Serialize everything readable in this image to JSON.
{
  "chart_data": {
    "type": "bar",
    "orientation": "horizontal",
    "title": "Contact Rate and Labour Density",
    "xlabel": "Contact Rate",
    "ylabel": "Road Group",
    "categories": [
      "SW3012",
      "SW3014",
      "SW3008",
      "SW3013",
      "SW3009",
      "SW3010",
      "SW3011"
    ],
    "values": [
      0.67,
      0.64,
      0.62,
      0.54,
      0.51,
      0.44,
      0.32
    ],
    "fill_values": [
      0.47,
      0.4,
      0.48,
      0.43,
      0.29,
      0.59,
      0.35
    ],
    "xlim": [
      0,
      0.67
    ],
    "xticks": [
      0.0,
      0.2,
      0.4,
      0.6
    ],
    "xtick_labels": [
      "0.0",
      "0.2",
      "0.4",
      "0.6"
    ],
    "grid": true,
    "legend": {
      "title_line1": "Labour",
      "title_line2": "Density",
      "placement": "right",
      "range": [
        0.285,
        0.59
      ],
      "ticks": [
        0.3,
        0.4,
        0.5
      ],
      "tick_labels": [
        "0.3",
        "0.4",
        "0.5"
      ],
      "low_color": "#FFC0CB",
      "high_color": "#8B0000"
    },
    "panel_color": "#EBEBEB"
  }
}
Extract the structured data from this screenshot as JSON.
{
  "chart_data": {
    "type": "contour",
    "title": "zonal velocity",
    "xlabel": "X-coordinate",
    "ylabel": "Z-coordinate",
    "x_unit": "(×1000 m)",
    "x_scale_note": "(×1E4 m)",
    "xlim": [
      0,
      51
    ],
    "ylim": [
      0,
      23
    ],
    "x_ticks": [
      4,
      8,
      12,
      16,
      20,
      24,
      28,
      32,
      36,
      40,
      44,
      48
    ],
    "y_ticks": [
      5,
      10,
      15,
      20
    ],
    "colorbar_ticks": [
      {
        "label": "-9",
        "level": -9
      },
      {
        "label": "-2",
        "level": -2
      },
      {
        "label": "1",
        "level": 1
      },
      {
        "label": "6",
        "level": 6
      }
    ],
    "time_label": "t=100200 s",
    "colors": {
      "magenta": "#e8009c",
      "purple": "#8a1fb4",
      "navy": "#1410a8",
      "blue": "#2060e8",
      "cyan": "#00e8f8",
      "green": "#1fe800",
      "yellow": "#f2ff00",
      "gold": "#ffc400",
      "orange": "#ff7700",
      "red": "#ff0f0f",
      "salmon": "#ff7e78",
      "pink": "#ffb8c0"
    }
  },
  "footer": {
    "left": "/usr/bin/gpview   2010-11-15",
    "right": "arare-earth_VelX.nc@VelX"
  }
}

◆ ◆ ◆

• _TASK DESCRIPTION_
Extract each line from the listing above, please, and repeat it exactly.

• _RESPONSE TO THIS TASK_
Serialize everything readable in this image to JSON.
{
  "chart_data": {
    "type": "bar",
    "orientation": "horizontal",
    "title": "Contact Rate and Labour Density",
    "xlabel": "Contact Rate",
    "ylabel": "Road Group",
    "categories": [
      "SW3012",
      "SW3014",
      "SW3008",
      "SW3013",
      "SW3009",
      "SW3010",
      "SW3011"
    ],
    "values": [
      0.67,
      0.64,
      0.62,
      0.54,
      0.51,
      0.44,
      0.32
    ],
    "fill_values": [
      0.47,
      0.4,
      0.48,
      0.43,
      0.29,
      0.59,
      0.35
    ],
    "xlim": [
      0,
      0.67
    ],
    "xticks": [
      0.0,
      0.2,
      0.4,
      0.6
    ],
    "xtick_labels": [
      "0.0",
      "0.2",
      "0.4",
      "0.6"
    ],
    "grid": true,
    "legend": {
      "title_line1": "Labour",
      "title_line2": "Density",
      "placement": "right",
      "range": [
        0.285,
        0.59
      ],
      "ticks": [
        0.3,
        0.4,
        0.5
      ],
      "tick_labels": [
        "0.3",
        "0.4",
        "0.5"
      ],
      "low_color": "#FFC0CB",
      "high_color": "#8B0000"
    },
    "panel_color": "#EBEBEB"
  }
}
Extract the structured data from this screenshot as JSON.
{
  "chart_data": {
    "type": "contour",
    "title": "zonal velocity",
    "xlabel": "X-coordinate",
    "ylabel": "Z-coordinate",
    "x_unit": "(×1000 m)",
    "x_scale_note": "(×1E4 m)",
    "xlim": [
      0,
      51
    ],
    "ylim": [
      0,
      23
    ],
    "x_ticks": [
      4,
      8,
      12,
      16,
      20,
      24,
      28,
      32,
      36,
      40,
      44,
      48
    ],
    "y_ticks": [
      5,
      10,
      15,
      20
    ],
    "colorbar_ticks": [
      {
        "label": "-9",
        "level": -9
      },
      {
        "label": "-2",
        "level": -2
      },
      {
        "label": "1",
        "level": 1
      },
      {
        "label": "6",
        "level": 6
      }
    ],
    "time_label": "t=100200 s",
    "colors": {
      "magenta": "#e8009c",
      "purple": "#8a1fb4",
      "navy": "#1410a8",
      "blue": "#2060e8",
      "cyan": "#00e8f8",
      "green": "#1fe800",
      "yellow": "#f2ff00",
      "gold": "#ffc400",
      "orange": "#ff7700",
      "red": "#ff0f0f",
      "salmon": "#ff7e78",
      "pink": "#ffb8c0"
    }
  },
  "footer": {
    "left": "/usr/bin/gpview   2010-11-15",
    "right": "arare-earth_VelX.nc@VelX"
  }
}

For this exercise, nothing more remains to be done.